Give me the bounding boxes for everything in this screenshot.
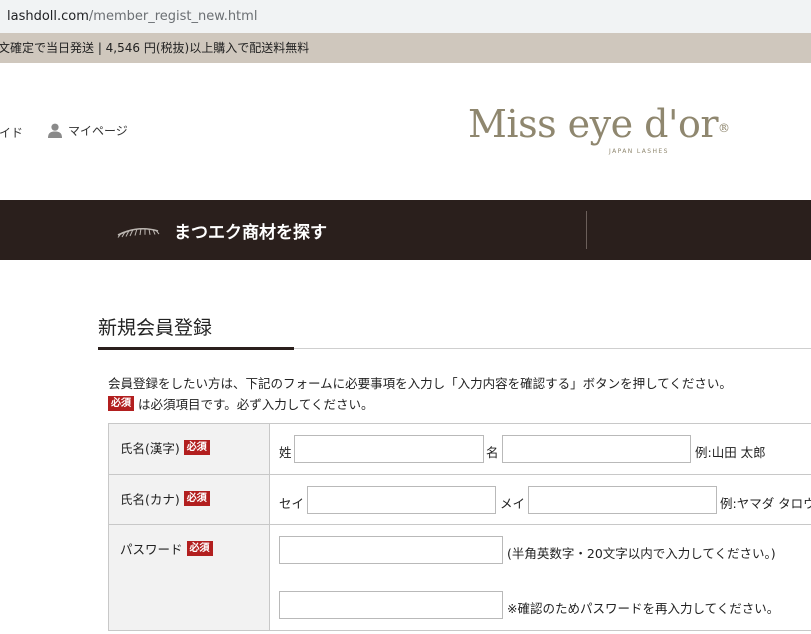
category-bar: まつエク商材を探す xyxy=(0,200,811,260)
password-input[interactable] xyxy=(279,536,503,564)
address-bar[interactable]: lashdoll.com/member_regist_new.html xyxy=(0,0,811,33)
name-kana-example: 例:ヤマダ タロウ xyxy=(720,496,811,511)
nav-guide-link[interactable]: イド xyxy=(0,124,23,141)
sei-kana-label: セイ xyxy=(279,496,305,511)
required-badge: 必須 xyxy=(183,491,210,506)
field-label-name-kana: 氏名(カナ) xyxy=(120,492,180,507)
page-title: 新規会員登録 xyxy=(98,317,213,339)
required-badge: 必須 xyxy=(183,440,210,455)
intro-text: 会員登録をしたい方は、下記のフォームに必要事項を入力し「入力内容を確認する」ボタ… xyxy=(108,376,732,391)
user-icon xyxy=(48,123,62,138)
sei-label: 姓 xyxy=(279,445,292,460)
password-confirm-hint: ※確認のためパスワードを再入力してください。 xyxy=(507,601,780,616)
url-text[interactable]: lashdoll.com/member_regist_new.html xyxy=(7,0,257,33)
category-search-button[interactable]: まつエク商材を探す xyxy=(174,218,327,243)
site-logo[interactable]: Miss eye d'or® JAPAN LASHES xyxy=(468,102,730,162)
form-label-cell: 氏名(カナ) 必須 xyxy=(108,475,270,524)
logo-registered-mark: ® xyxy=(717,121,730,135)
form-value-cell: (半角英数字・20文字以内で入力してください。) ※確認のためパスワードを再入力… xyxy=(269,525,811,630)
name-kanji-example: 例:山田 太郎 xyxy=(695,445,766,460)
form-value-cell: 姓 名 例:山田 太郎 xyxy=(269,424,811,474)
form-row-password: パスワード 必須 (半角英数字・20文字以内で入力してください。) ※確認のためパ… xyxy=(108,525,811,631)
field-label-name-kanji: 氏名(漢字) xyxy=(120,441,180,456)
announcement-bar: 文確定で当日発送 | 4,546 円(税抜)以上購入で配送料無料 xyxy=(0,33,811,63)
first-name-kanji-input[interactable] xyxy=(502,435,691,463)
last-name-kana-input[interactable] xyxy=(307,486,496,514)
logo-subtitle: JAPAN LASHES xyxy=(609,148,669,155)
form-row-name-kana: 氏名(カナ) 必須 セイ メイ 例:ヤマダ タロウ xyxy=(108,475,811,525)
nav-mypage-link[interactable]: マイページ xyxy=(48,122,128,139)
category-bar-divider xyxy=(586,211,587,249)
required-note-text: は必須項目です。必ず入力してください。 xyxy=(138,397,374,412)
field-label-password: パスワード xyxy=(120,542,183,557)
logo-text: Miss eye d'or xyxy=(468,102,718,146)
form-label-cell: 氏名(漢字) 必須 xyxy=(108,424,270,474)
announcement-text: 文確定で当日発送 | 4,546 円(税抜)以上購入で配送料無料 xyxy=(0,41,310,55)
mei-kana-label: メイ xyxy=(500,496,526,511)
form-label-cell: パスワード 必須 xyxy=(108,525,270,630)
site-header: イド マイページ Miss eye d'or® JAPAN LASHES xyxy=(0,63,811,200)
password-confirm-input[interactable] xyxy=(279,591,503,619)
eyelash-icon xyxy=(117,227,160,238)
mei-label: 名 xyxy=(486,445,499,460)
title-accent-bar xyxy=(98,347,294,350)
form-row-name-kanji: 氏名(漢字) 必須 姓 名 例:山田 太郎 xyxy=(108,424,811,475)
last-name-kanji-input[interactable] xyxy=(294,435,484,463)
first-name-kana-input[interactable] xyxy=(528,486,717,514)
required-badge: 必須 xyxy=(108,396,134,411)
registration-form: 氏名(漢字) 必須 姓 名 例:山田 太郎 氏名(カナ) 必須 セイ メイ 例:ヤマ… xyxy=(108,423,811,631)
form-value-cell: セイ メイ 例:ヤマダ タロウ xyxy=(269,475,811,524)
required-note: 必須 は必須項目です。必ず入力してください。 xyxy=(108,394,374,413)
nav-mypage-label: マイページ xyxy=(68,124,128,138)
required-badge: 必須 xyxy=(186,541,213,556)
password-hint: (半角英数字・20文字以内で入力してください。) xyxy=(507,546,776,561)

* **Stated problem**
Copy the listing above line for line, leaving out the picture.

* **Output of the task**
Give me the bounding boxes for everything in this screenshot.
category-bar: まつエク商材を探す xyxy=(0,200,811,260)
password-input[interactable] xyxy=(279,536,503,564)
address-bar[interactable]: lashdoll.com/member_regist_new.html xyxy=(0,0,811,33)
name-kana-example: 例:ヤマダ タロウ xyxy=(720,496,811,511)
nav-guide-link[interactable]: イド xyxy=(0,124,23,141)
sei-kana-label: セイ xyxy=(279,496,305,511)
required-badge: 必須 xyxy=(183,491,210,506)
field-label-name-kana: 氏名(カナ) xyxy=(120,492,180,507)
page-title: 新規会員登録 xyxy=(98,317,213,339)
required-badge: 必須 xyxy=(183,440,210,455)
intro-text: 会員登録をしたい方は、下記のフォームに必要事項を入力し「入力内容を確認する」ボタ… xyxy=(108,376,732,391)
user-icon xyxy=(48,123,62,138)
sei-label: 姓 xyxy=(279,445,292,460)
password-confirm-hint: ※確認のためパスワードを再入力してください。 xyxy=(507,601,780,616)
url-text[interactable]: lashdoll.com/member_regist_new.html xyxy=(7,0,257,33)
category-search-button[interactable]: まつエク商材を探す xyxy=(174,218,327,243)
site-logo[interactable]: Miss eye d'or® JAPAN LASHES xyxy=(468,102,730,162)
form-label-cell: 氏名(カナ) 必須 xyxy=(108,475,270,524)
logo-registered-mark: ® xyxy=(717,121,730,135)
form-value-cell: (半角英数字・20文字以内で入力してください。) ※確認のためパスワードを再入力… xyxy=(269,525,811,630)
name-kanji-example: 例:山田 太郎 xyxy=(695,445,766,460)
form-value-cell: 姓 名 例:山田 太郎 xyxy=(269,424,811,474)
form-row-password: パスワード 必須 (半角英数字・20文字以内で入力してください。) ※確認のためパ… xyxy=(108,525,811,631)
field-label-name-kanji: 氏名(漢字) xyxy=(120,441,180,456)
announcement-bar: 文確定で当日発送 | 4,546 円(税抜)以上購入で配送料無料 xyxy=(0,33,811,63)
first-name-kanji-input[interactable] xyxy=(502,435,691,463)
last-name-kana-input[interactable] xyxy=(307,486,496,514)
logo-subtitle: JAPAN LASHES xyxy=(609,148,669,155)
form-row-name-kana: 氏名(カナ) 必須 セイ メイ 例:ヤマダ タロウ xyxy=(108,475,811,525)
nav-mypage-link[interactable]: マイページ xyxy=(48,122,128,139)
category-bar-divider xyxy=(586,211,587,249)
required-note-text: は必須項目です。必ず入力してください。 xyxy=(138,397,374,412)
field-label-password: パスワード xyxy=(120,542,183,557)
logo-text: Miss eye d'or xyxy=(468,102,718,146)
form-label-cell: 氏名(漢字) 必須 xyxy=(108,424,270,474)
announcement-text: 文確定で当日発送 | 4,546 円(税抜)以上購入で配送料無料 xyxy=(0,41,310,55)
mei-kana-label: メイ xyxy=(500,496,526,511)
form-label-cell: パスワード 必須 xyxy=(108,525,270,630)
site-header: イド マイページ Miss eye d'or® JAPAN LASHES xyxy=(0,63,811,200)
password-confirm-input[interactable] xyxy=(279,591,503,619)
eyelash-icon xyxy=(117,227,160,238)
mei-label: 名 xyxy=(486,445,499,460)
title-accent-bar xyxy=(98,347,294,350)
form-row-name-kanji: 氏名(漢字) 必須 姓 名 例:山田 太郎 xyxy=(108,424,811,475)
last-name-kanji-input[interactable] xyxy=(294,435,484,463)
first-name-kana-input[interactable] xyxy=(528,486,717,514)
required-badge: 必須 xyxy=(108,396,134,411)
registration-form: 氏名(漢字) 必須 姓 名 例:山田 太郎 氏名(カナ) 必須 セイ メイ 例:ヤマ… xyxy=(108,423,811,631)
form-value-cell: セイ メイ 例:ヤマダ タロウ xyxy=(269,475,811,524)
required-note: 必須 は必須項目です。必ず入力してください。 xyxy=(108,394,374,413)
nav-mypage-label: マイページ xyxy=(68,124,128,138)
required-badge: 必須 xyxy=(186,541,213,556)
password-hint: (半角英数字・20文字以内で入力してください。) xyxy=(507,546,776,561)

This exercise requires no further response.